§ EXERCISE BRIEF
Can you continue the FCC passage below on the Final Regulatory Flexibility Analysis in the Access Charge Reform order, starting after its last sentence?

§ PASSAGE GIVEN
....

FCC 97-158
419. As required by the Regulatory Flexibility Act (RFA),(618) an Initial Regulatory
Flexibility Analysis (IRFA) was incorporated in the NPRM in this proceeding.(619) The Commission
sought written public comments on the proposals in the NPRM, including the IRFA. The
Commission's Final Regulatory Flexibility Analysis (FRFA) in this Order (the First Report and
Order in this Access Charge Reform proceeding) conforms to the RFA, as amended.(620) We
provide this summary analysis to provide context for our analysis in this FRFA. To the extent
that any statement contained in this FRFA is perceived as creating ambiguity with respect to our
rules or statements made in preceding sections of this Order, the rules and statements set forth in
those preceding sections shall be controlling.

....

§ MATERIAL SUPPLIED
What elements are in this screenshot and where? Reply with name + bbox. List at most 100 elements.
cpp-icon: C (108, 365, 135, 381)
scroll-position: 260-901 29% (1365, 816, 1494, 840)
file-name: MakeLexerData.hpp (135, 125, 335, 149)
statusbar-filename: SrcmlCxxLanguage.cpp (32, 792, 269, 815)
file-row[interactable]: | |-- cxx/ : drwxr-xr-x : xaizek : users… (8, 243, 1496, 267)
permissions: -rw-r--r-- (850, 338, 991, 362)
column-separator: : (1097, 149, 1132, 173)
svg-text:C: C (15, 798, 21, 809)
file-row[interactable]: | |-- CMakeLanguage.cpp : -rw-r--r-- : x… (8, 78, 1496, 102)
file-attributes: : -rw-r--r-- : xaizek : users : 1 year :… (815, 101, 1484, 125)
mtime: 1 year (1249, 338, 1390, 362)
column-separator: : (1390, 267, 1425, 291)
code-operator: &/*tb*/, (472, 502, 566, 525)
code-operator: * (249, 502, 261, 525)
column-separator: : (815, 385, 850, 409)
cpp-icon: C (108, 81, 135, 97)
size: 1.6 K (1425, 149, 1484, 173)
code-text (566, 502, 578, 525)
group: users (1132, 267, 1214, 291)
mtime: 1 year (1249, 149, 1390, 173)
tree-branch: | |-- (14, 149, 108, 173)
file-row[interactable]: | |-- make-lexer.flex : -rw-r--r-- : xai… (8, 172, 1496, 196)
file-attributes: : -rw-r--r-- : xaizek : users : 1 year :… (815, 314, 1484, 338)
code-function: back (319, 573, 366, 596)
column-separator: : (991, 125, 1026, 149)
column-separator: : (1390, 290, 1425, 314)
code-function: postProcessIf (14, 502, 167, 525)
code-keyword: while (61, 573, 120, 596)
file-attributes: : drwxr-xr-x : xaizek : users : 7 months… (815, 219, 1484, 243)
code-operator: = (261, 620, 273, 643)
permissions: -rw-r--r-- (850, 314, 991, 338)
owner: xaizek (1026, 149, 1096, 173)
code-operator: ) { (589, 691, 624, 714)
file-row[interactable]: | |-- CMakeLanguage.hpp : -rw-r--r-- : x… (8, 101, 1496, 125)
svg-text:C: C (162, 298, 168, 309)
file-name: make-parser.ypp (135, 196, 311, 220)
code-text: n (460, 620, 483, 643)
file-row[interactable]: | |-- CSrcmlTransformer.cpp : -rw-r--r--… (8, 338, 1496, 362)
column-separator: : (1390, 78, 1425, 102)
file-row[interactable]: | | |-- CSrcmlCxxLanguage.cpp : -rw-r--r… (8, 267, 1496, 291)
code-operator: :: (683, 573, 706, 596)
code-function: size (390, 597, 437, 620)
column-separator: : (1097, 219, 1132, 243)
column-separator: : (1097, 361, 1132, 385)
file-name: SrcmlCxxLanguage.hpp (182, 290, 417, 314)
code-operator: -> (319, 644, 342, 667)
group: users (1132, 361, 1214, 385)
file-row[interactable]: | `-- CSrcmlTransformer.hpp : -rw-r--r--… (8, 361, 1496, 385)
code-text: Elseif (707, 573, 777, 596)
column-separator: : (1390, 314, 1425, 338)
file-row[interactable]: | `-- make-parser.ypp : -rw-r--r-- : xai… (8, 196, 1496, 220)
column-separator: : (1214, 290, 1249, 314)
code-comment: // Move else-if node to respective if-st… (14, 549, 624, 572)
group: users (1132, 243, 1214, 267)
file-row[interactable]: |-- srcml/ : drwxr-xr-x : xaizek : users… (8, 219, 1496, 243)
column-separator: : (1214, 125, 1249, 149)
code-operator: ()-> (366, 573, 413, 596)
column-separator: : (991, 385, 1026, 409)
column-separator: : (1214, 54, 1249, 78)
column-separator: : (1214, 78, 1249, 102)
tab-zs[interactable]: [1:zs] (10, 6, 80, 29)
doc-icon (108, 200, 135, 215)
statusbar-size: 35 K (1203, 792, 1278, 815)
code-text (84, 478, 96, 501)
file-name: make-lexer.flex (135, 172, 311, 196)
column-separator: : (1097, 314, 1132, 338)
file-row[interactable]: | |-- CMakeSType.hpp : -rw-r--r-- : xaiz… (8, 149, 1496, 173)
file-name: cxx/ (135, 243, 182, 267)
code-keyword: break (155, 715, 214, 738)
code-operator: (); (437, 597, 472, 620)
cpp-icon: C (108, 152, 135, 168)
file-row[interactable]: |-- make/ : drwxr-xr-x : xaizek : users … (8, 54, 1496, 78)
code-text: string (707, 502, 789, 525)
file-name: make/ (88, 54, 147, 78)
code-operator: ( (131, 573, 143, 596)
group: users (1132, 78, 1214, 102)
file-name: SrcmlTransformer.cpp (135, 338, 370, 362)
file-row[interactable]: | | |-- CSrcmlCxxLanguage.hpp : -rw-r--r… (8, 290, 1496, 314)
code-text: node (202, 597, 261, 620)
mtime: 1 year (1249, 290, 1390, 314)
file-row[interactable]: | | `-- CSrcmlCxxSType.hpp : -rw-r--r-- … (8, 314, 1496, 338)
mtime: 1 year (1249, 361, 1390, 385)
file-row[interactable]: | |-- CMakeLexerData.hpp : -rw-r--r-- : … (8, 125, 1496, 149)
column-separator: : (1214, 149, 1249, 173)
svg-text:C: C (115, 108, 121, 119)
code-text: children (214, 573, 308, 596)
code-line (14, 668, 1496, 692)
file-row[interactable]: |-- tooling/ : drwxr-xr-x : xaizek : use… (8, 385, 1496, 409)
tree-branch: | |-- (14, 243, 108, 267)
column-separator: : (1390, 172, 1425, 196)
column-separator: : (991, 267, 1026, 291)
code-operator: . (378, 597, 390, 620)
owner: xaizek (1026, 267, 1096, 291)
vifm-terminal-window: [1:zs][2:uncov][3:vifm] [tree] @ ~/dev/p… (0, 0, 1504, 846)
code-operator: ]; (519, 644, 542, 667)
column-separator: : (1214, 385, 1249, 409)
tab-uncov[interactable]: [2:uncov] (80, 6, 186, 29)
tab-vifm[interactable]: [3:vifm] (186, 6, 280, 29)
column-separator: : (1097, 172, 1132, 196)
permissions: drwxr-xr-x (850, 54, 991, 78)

....

§ RESPONSE TO THE EXERCISE
A. Need for and Objectives of this First Report and Order
420. The Telecommunications Act of 1996 requires incumbent LECs to offer
interconnection and unbundled elements on an unbundled basis, and imposes a duty to establish
reciprocal compensation arrangements for the transport and termination of calls. The
Commission's access charge rules were adopted at a time when interstate access and local
exchange services were offered on a monopoly basis, and in many cases are inconsistent with the
competitive market envisioned by the 1996 Act. This proceeding is being conducted to revise the
Commission's access charge rules to make them consistent with the Telecommunications Act of
1996.
B. Summary of Significant Issues Raised by the
Public Comments in Response to the IRFA
421. Only one party, Rural Tel. Coalition, commented on the IRFA contained in the
NPRM. Rural Tel. Coalition disagrees with our conclusion that rules applying only to price cap
LECs will not affect non-price cap LECs in a way that requires analysis under the RFA.
According to Rural Tel. Coalition, the decisions made in this Order will "prejudge and prejudice"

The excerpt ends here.